__EXERCISE DIRECTIONS__
Would it be possible to write out each entry below exactly, without the pictures?

__INPUT__
# # # # # # #

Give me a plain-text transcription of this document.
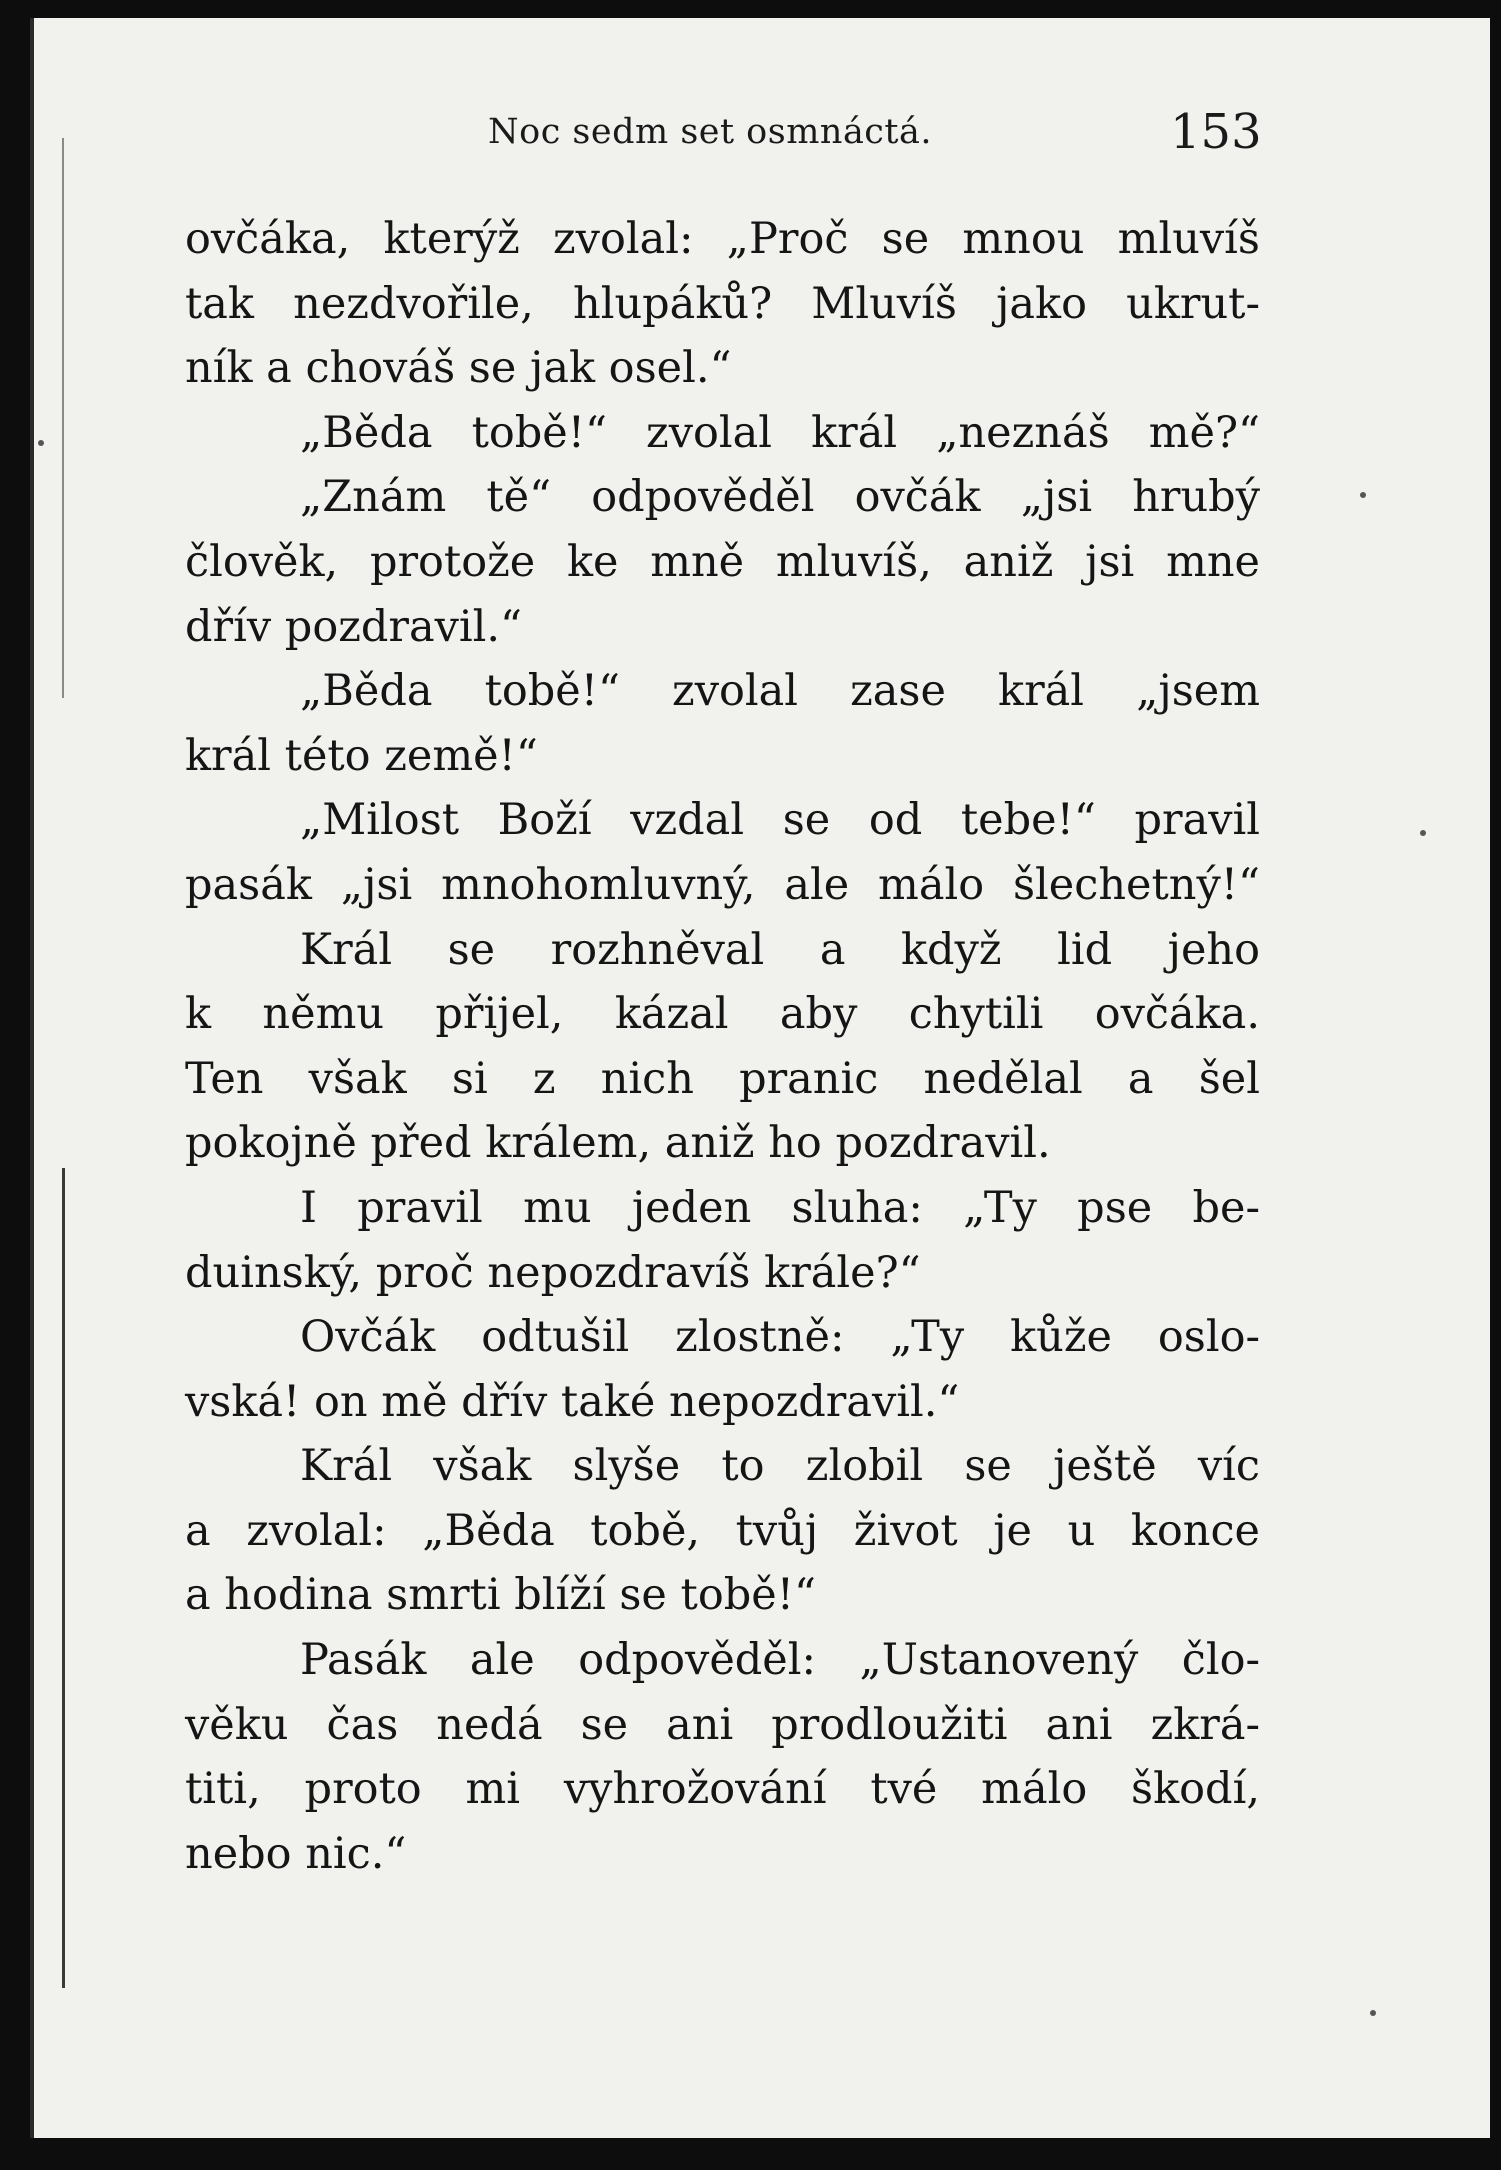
Noc sedm set osmnáctá.	153
ovčáka, kterýž zvolal: „Proč se mnou mluvíš
tak nezdvořile, hlupáků? Mluvíš jako ukrut-
ník a chováš se jak osel.“
„Běda tobě!“ zvolal král „neznáš mě?“
„Znám tě“ odpověděl ovčák „jsi hrubý
člověk, protože ke mně mluvíš, aniž jsi mne
dřív pozdravil.“
„Běda tobě!“ zvolal zase král „jsem
král této země!“
„Milost Boží vzdal se od tebe!“ pravil
pasák „jsi mnohomluvný, ale málo šlechetný!“
Král se rozhněval a když lid jeho
k němu přijel, kázal aby chytili ovčáka.
Ten však si z nich pranic nedělal a šel
pokojně před králem, aniž ho pozdravil.
I pravil mu jeden sluha: „Ty pse be-
duinský, proč nepozdravíš krále?“
Ovčák odtušil zlostně: „Ty kůže oslo-
vská! on mě dřív také nepozdravil.“
Král však slyše to zlobil se ještě víc
a zvolal: „Běda tobě, tvůj život je u konce
a hodina smrti blíží se tobě!“
Pasák ale odpověděl: „Ustanovený člo-
věku čas nedá se ani prodloužiti ani zkrá-
titi, proto mi vyhrožování tvé málo škodí,
nebo nic.“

# # # # # # #

__EXERCISE ANSWER__
Give me a plain-text transcription of this document.
Noc sedm set osmnáctá.	153
ovčáka, kterýž zvolal: „Proč se mnou mluvíš
tak nezdvořile, hlupáků? Mluvíš jako ukrut-
ník a chováš se jak osel.“
„Běda tobě!“ zvolal král „neznáš mě?“
„Znám tě“ odpověděl ovčák „jsi hrubý
člověk, protože ke mně mluvíš, aniž jsi mne
dřív pozdravil.“
„Běda tobě!“ zvolal zase král „jsem
král této země!“
„Milost Boží vzdal se od tebe!“ pravil
pasák „jsi mnohomluvný, ale málo šlechetný!“
Král se rozhněval a když lid jeho
k němu přijel, kázal aby chytili ovčáka.
Ten však si z nich pranic nedělal a šel
pokojně před králem, aniž ho pozdravil.
I pravil mu jeden sluha: „Ty pse be-
duinský, proč nepozdravíš krále?“
Ovčák odtušil zlostně: „Ty kůže oslo-
vská! on mě dřív také nepozdravil.“
Král však slyše to zlobil se ještě víc
a zvolal: „Běda tobě, tvůj život je u konce
a hodina smrti blíží se tobě!“
Pasák ale odpověděl: „Ustanovený člo-
věku čas nedá se ani prodloužiti ani zkrá-
titi, proto mi vyhrožování tvé málo škodí,
nebo nic.“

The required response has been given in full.